Beranda Nasional Toleransi yang Tak Bisa Dikikis Pandemi

Toleransi yang Tak Bisa Dikikis Pandemi

AGAK BERBEDA: Pedagang takjil di Kampung Jaton, Minahasa, pada Ramadan ini berjualan di teras rumah karena penerapan aturan jaga jarak. (LERBY TAMUNTUAN/MANADO POST)

Keprisatu.com – Meski tidak berpuasa, tiap Ramadan datang, ada ”ritual” yang hampir tiap sore dijalani Marchel Wolayan. Pergi ke Kampung Jawa Tondano (Jaton) yang warganya mayoritas beragama Islam.

”Karena kalau Ramadan begini di sana akan tersaji beragam makanan berat maupun ringan,” kata warga Kelurahan Luaan yang berbatasan dengan Kelurahan Jaton, Kabupaten Minahasa, Sulawesi Utara, itu, lantas terkekeh.

Di sana, di Kampung Jaton, Ramadan memang selalu diramaikan para pedagang takjil. Dan, para pembeli biasanya ramai berdatangan saat sore menjelang sebelum Magrib datang.

Sekali lagi, ”biasanya”. Pandemi Covid-19 yang menuntut orang untuk menjaga jarak dan menjauhi kerumunan mengubah lanskap itu. Penjual takjil memang tetap ada, tapi tidak di pinggir jalan. Tetapi, di teras atau halaman rumah.

Bagaimana dengan pembeli? Ini yang merosot drastis jumlahnya. ”Biasanya setiap hari saat bulan Ramadan kami bisa mendapat Rp 700 ribu sampai Rp 800 ribu. Namun, sekarang dapat Rp 150 ribu saja per hari susah karena orang yang datang juga dibatasi,” ungkap Ita Tanos, salah seorang pedagang yang juga warga Kampung Jaton, kepada Manado Post.

Kampung Jaton dihuni 2.651 jiwa dengan 725 kepala keluarga. Menurut lurah setempat, Suri Mertosono, 80 persen masyarakat muslim di Jaton merupakan keturunan Jawa.

Pandemi Covid-19 juga memaksa dipangkasnya sejumlah kegiatan di Masjid Agung Al-Falah Kyai Modjo. ”Untuk Tarawih dibatasi. Dan, zikir yang merupakan tradisi kumpul bersama untuk menjalankan ibadah sudah tak bisa dilakukan,” ungkap Hamzah Thayeb, salah seorang tokoh masyarakat Kampung Jaton.

BERDASARKAN INFORMASI>
- 1) Dalam artikel tentang Ramadan di Kampung Jaton, berapa kepala keluarga yang menghuni kampung itu?
- 2) Lanjutkan tulisan artikel tentang Ramadan di Kampung Jaton, mulai setelah kalimat terakhirnya.

DATA SUMBER>
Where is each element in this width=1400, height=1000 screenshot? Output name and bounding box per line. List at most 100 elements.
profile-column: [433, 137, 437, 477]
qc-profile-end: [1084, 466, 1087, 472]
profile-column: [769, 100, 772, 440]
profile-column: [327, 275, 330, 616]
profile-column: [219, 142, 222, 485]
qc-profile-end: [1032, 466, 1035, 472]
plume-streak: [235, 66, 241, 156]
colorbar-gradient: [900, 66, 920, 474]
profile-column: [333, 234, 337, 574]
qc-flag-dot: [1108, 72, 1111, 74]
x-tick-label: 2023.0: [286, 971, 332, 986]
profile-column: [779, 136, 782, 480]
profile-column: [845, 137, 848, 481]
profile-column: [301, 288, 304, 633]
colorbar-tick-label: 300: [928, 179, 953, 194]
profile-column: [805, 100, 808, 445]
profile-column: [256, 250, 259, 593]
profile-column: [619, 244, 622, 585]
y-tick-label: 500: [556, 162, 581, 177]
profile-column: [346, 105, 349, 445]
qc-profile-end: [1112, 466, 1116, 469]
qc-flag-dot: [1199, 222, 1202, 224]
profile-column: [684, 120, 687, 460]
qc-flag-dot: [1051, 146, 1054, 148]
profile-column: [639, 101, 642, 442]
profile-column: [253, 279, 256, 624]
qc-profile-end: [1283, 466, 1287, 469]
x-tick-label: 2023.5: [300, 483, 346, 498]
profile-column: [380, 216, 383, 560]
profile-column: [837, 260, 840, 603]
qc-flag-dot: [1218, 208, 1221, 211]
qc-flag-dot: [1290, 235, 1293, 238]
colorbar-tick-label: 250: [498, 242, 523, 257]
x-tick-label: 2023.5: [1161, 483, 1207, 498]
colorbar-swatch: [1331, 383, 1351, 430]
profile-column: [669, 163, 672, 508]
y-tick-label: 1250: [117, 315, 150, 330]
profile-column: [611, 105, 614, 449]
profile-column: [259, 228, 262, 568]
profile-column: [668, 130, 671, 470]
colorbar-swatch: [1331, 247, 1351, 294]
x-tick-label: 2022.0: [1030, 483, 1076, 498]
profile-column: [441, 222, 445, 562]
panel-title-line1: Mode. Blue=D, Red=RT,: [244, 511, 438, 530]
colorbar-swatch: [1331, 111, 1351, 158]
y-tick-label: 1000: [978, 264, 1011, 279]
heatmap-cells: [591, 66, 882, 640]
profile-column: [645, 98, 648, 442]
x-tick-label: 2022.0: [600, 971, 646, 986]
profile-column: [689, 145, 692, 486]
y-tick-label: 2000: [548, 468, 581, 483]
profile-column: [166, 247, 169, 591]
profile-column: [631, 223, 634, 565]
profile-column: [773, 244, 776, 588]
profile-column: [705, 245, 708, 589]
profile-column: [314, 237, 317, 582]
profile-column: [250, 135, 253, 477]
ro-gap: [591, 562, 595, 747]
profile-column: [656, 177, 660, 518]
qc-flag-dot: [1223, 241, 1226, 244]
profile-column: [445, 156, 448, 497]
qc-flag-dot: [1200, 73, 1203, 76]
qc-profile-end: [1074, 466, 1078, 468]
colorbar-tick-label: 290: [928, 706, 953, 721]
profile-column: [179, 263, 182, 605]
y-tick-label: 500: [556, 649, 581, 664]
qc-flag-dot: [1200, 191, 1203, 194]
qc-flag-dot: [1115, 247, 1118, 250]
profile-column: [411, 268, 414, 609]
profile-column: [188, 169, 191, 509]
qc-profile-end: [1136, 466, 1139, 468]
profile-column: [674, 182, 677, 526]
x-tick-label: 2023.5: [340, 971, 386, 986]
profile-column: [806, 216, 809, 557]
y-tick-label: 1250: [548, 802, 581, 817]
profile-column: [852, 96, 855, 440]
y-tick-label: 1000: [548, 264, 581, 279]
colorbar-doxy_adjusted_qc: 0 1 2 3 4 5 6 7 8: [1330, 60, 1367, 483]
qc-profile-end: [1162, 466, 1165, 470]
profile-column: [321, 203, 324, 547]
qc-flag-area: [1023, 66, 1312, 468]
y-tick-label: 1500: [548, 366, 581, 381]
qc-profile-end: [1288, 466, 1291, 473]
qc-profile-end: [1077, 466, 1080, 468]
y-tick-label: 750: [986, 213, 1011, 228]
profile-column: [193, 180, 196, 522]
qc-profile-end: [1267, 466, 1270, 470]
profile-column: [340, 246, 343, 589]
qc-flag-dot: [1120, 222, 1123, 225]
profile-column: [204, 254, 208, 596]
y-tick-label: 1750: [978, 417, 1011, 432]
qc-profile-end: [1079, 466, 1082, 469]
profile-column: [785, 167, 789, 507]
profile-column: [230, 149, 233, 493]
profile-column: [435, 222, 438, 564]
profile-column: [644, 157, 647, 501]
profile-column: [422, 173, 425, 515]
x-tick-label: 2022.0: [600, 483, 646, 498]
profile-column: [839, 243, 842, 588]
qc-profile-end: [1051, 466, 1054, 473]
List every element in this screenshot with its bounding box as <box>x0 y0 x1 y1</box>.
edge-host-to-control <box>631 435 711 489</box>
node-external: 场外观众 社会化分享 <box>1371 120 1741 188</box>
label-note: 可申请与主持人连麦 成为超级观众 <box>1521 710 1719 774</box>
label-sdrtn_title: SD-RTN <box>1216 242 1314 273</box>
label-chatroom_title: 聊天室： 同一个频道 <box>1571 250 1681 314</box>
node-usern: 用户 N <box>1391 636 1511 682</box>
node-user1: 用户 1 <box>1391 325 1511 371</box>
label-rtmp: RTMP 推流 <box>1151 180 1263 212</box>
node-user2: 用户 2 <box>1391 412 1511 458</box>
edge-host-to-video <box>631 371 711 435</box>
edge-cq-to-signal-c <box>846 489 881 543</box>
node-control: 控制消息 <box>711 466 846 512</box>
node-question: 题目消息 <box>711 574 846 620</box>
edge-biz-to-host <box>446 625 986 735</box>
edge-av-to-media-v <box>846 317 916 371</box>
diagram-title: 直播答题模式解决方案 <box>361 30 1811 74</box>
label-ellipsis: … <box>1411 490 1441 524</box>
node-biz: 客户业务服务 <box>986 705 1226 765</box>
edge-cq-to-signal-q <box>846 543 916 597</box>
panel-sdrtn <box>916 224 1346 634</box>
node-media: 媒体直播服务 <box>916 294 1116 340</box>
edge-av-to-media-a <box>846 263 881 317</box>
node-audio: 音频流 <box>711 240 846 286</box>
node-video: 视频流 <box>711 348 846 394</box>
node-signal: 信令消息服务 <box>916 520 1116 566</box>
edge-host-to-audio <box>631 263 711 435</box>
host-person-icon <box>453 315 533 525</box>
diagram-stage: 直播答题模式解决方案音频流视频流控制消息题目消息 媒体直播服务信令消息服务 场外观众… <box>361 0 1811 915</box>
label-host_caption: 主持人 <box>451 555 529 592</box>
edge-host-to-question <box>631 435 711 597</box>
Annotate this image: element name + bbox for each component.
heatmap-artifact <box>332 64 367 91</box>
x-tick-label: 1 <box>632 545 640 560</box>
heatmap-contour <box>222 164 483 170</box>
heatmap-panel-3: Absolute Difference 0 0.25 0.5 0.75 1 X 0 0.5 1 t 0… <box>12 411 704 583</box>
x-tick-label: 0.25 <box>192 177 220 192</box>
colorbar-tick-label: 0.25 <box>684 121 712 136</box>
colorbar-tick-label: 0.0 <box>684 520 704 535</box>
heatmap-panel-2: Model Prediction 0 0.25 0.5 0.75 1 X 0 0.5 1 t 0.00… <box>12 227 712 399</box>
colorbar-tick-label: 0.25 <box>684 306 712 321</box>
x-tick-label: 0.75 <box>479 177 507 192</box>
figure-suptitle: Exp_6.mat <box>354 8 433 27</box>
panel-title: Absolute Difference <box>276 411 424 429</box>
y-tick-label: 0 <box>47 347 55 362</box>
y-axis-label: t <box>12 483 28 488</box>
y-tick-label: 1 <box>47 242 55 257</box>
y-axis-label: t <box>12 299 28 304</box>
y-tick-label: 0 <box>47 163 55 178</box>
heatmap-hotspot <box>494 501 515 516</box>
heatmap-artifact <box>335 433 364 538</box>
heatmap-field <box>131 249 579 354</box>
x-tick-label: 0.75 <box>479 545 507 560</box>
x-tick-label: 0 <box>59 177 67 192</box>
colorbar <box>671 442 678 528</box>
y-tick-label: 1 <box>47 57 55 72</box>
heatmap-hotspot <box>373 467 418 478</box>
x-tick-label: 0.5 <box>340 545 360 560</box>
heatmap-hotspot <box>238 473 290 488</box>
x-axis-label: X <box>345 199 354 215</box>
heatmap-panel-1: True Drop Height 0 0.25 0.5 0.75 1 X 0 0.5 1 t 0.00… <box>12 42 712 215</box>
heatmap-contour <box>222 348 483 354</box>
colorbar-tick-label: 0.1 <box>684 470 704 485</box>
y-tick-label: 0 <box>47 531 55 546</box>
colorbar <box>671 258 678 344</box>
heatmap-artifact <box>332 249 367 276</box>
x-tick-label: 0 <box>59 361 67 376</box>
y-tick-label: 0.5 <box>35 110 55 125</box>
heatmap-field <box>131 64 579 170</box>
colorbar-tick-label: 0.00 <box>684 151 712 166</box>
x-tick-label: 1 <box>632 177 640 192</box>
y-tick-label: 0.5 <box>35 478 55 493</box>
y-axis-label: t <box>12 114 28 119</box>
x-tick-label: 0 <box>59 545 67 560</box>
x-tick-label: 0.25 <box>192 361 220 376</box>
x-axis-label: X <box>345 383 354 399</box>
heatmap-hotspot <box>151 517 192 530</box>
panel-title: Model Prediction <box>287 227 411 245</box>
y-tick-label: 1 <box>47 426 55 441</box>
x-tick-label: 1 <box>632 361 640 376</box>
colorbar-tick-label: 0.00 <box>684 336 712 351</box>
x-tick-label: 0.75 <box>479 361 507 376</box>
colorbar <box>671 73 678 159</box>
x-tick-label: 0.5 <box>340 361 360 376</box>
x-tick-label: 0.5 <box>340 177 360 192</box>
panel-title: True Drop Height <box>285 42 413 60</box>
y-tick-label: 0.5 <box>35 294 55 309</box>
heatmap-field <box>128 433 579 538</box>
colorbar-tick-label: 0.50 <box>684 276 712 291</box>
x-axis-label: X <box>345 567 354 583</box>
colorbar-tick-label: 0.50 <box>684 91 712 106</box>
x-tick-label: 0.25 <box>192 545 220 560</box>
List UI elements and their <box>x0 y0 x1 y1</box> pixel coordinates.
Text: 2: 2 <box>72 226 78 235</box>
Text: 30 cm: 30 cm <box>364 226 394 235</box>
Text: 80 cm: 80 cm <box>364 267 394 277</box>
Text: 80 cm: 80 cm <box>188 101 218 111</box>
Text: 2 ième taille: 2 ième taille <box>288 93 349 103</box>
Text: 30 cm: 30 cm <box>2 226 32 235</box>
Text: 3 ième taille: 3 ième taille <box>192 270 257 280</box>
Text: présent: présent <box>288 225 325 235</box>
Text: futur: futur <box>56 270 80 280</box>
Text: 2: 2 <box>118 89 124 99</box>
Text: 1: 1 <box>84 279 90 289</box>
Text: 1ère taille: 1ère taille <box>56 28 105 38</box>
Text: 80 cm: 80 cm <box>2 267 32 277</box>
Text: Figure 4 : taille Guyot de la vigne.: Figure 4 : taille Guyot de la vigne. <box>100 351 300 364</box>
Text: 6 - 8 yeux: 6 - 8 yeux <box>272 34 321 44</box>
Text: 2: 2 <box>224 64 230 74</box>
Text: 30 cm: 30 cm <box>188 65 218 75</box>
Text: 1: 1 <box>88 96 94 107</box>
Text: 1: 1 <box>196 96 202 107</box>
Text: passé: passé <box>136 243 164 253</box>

JAWABAN TUGAS>
- 1) 725 kepala keluarga.

- 2)
Yang tak berubah adalah kuatnya tenggang rasa dan toleransi antarwarga. Kampung Jaton yang mayoritas penduduknya muslim itu berada di tengah kabupaten yang warganya pemeluk Kristen.

”Kalau Hari Raya Idul Fitri, misalnya, biasanya ada pemuda GMIM (Gereja Masehi Injil di Minahasa) yang turut mengamankan masjid serta lingkungan setempat. Begitu pula saat Natal tiba, para pemuda Jaton yang muslim turut mengamankan gereja,” kata Camat Tondano Barat Ivonne Wilar.

Toleransi itu sudah terpupuk sejak kampung tersebut mulai dibangun para pengikut Kiai Modjo yang diasingkan ke sana pada 1830. Tiga puluh tahun kemudian Masjid Al-Falah berdiri. Dan, pada 1880 para pendatang dari Jawa itu memohon kepada pemerintah kolonial Belanda agar diizinkan tinggal karena mereka sudah kawin-mawin dengan warga lokal.

Selama itu pula tak pernah ada insiden berbau SARA di sana. Sehari-hari warga dari berbagai latar belakang agama dan etnis pun berbaur akrab. Seperti halnya Marchel Wolayan yang menjadikan Kampung Jaton jujukan tiap sore saat Ramadan begini.

Bahkan, penegakan aturan jaga jarak pun tak luput memperlihatkan kentalnya persaudaraan warga lintas agama. ”Yang Islam dan Kristen turut bareng-bareng berjaga agar warga untuk sementara tidak beribadah berjamaah di masjid atau menggelar buka bersama,” katanya.